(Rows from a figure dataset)
++++++++++

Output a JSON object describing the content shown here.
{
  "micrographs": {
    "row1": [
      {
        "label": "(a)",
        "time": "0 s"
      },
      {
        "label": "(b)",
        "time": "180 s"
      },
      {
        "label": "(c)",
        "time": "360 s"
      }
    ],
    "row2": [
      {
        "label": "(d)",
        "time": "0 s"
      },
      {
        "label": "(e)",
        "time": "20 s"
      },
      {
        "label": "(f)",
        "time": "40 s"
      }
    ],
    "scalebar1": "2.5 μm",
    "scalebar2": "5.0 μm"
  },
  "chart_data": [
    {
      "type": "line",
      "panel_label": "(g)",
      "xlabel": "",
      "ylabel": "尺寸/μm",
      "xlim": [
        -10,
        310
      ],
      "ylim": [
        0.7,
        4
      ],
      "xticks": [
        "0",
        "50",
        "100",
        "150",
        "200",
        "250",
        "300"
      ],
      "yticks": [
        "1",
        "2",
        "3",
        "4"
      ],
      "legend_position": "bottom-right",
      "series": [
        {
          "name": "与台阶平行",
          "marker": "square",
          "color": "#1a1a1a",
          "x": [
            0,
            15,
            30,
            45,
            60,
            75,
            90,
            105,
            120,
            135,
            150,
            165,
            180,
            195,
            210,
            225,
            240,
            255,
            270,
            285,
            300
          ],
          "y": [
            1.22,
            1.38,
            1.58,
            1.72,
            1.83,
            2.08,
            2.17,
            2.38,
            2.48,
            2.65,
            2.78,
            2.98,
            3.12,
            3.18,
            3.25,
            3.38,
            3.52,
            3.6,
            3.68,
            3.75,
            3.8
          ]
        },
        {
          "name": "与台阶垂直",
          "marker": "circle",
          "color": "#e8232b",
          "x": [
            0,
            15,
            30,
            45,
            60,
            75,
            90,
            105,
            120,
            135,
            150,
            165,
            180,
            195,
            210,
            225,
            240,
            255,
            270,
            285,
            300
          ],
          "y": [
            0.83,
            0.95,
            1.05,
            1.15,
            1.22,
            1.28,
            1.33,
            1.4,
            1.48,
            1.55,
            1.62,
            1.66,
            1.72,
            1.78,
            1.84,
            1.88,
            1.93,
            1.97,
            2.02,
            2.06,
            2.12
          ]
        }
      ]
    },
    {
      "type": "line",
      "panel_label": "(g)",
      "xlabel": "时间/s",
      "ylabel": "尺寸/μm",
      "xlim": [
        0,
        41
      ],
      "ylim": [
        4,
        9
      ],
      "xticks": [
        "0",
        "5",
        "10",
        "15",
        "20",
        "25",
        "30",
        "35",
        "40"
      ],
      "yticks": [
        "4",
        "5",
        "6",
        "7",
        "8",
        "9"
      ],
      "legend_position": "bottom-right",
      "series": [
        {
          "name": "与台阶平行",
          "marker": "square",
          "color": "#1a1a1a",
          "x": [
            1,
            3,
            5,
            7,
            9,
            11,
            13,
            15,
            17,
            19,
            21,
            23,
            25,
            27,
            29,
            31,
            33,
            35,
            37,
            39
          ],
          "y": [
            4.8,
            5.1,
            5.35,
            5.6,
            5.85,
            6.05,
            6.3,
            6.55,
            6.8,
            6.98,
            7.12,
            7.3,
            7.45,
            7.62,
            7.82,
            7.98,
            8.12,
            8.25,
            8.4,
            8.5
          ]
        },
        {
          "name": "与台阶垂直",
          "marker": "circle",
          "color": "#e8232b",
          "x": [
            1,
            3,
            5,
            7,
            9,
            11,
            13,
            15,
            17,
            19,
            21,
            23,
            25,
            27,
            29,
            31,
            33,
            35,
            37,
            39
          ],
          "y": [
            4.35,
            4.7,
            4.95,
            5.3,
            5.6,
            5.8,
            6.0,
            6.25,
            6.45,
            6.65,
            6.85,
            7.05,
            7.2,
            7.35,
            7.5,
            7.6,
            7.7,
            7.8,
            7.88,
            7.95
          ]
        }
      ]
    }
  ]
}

++++++++++

_TASK TO COMPLETE_. All of the entries need to be reproduced exactly; please write them out.

_RESPONSE TO THIS EXERCISE_.
Output a JSON object describing the content shown here.
{
  "micrographs": {
    "row1": [
      {
        "label": "(a)",
        "time": "0 s"
      },
      {
        "label": "(b)",
        "time": "180 s"
      },
      {
        "label": "(c)",
        "time": "360 s"
      }
    ],
    "row2": [
      {
        "label": "(d)",
        "time": "0 s"
      },
      {
        "label": "(e)",
        "time": "20 s"
      },
      {
        "label": "(f)",
        "time": "40 s"
      }
    ],
    "scalebar1": "2.5 μm",
    "scalebar2": "5.0 μm"
  },
  "chart_data": [
    {
      "type": "line",
      "panel_label": "(g)",
      "xlabel": "",
      "ylabel": "尺寸/μm",
      "xlim": [
        -10,
        310
      ],
      "ylim": [
        0.7,
        4
      ],
      "xticks": [
        "0",
        "50",
        "100",
        "150",
        "200",
        "250",
        "300"
      ],
      "yticks": [
        "1",
        "2",
        "3",
        "4"
      ],
      "legend_position": "bottom-right",
      "series": [
        {
          "name": "与台阶平行",
          "marker": "square",
          "color": "#1a1a1a",
          "x": [
            0,
            15,
            30,
            45,
            60,
            75,
            90,
            105,
            120,
            135,
            150,
            165,
            180,
            195,
            210,
            225,
            240,
            255,
            270,
            285,
            300
          ],
          "y": [
            1.22,
            1.38,
            1.58,
            1.72,
            1.83,
            2.08,
            2.17,
            2.38,
            2.48,
            2.65,
            2.78,
            2.98,
            3.12,
            3.18,
            3.25,
            3.38,
            3.52,
            3.6,
            3.68,
            3.75,
            3.8
          ]
        },
        {
          "name": "与台阶垂直",
          "marker": "circle",
          "color": "#e8232b",
          "x": [
            0,
            15,
            30,
            45,
            60,
            75,
            90,
            105,
            120,
            135,
            150,
            165,
            180,
            195,
            210,
            225,
            240,
            255,
            270,
            285,
            300
          ],
          "y": [
            0.83,
            0.95,
            1.05,
            1.15,
            1.22,
            1.28,
            1.33,
            1.4,
            1.48,
            1.55,
            1.62,
            1.66,
            1.72,
            1.78,
            1.84,
            1.88,
            1.93,
            1.97,
            2.02,
            2.06,
            2.12
          ]
        }
      ]
    },
    {
      "type": "line",
      "panel_label": "(g)",
      "xlabel": "时间/s",
      "ylabel": "尺寸/μm",
      "xlim": [
        0,
        41
      ],
      "ylim": [
        4,
        9
      ],
      "xticks": [
        "0",
        "5",
        "10",
        "15",
        "20",
        "25",
        "30",
        "35",
        "40"
      ],
      "yticks": [
        "4",
        "5",
        "6",
        "7",
        "8",
        "9"
      ],
      "legend_position": "bottom-right",
      "series": [
        {
          "name": "与台阶平行",
          "marker": "square",
          "color": "#1a1a1a",
          "x": [
            1,
            3,
            5,
            7,
            9,
            11,
            13,
            15,
            17,
            19,
            21,
            23,
            25,
            27,
            29,
            31,
            33,
            35,
            37,
            39
          ],
          "y": [
            4.8,
            5.1,
            5.35,
            5.6,
            5.85,
            6.05,
            6.3,
            6.55,
            6.8,
            6.98,
            7.12,
            7.3,
            7.45,
            7.62,
            7.82,
            7.98,
            8.12,
            8.25,
            8.4,
            8.5
          ]
        },
        {
          "name": "与台阶垂直",
          "marker": "circle",
          "color": "#e8232b",
          "x": [
            1,
            3,
            5,
            7,
            9,
            11,
            13,
            15,
            17,
            19,
            21,
            23,
            25,
            27,
            29,
            31,
            33,
            35,
            37,
            39
          ],
          "y": [
            4.35,
            4.7,
            4.95,
            5.3,
            5.6,
            5.8,
            6.0,
            6.25,
            6.45,
            6.65,
            6.85,
            7.05,
            7.2,
            7.35,
            7.5,
            7.6,
            7.7,
            7.8,
            7.88,
            7.95
          ]
        }
      ]
    }
  ]
}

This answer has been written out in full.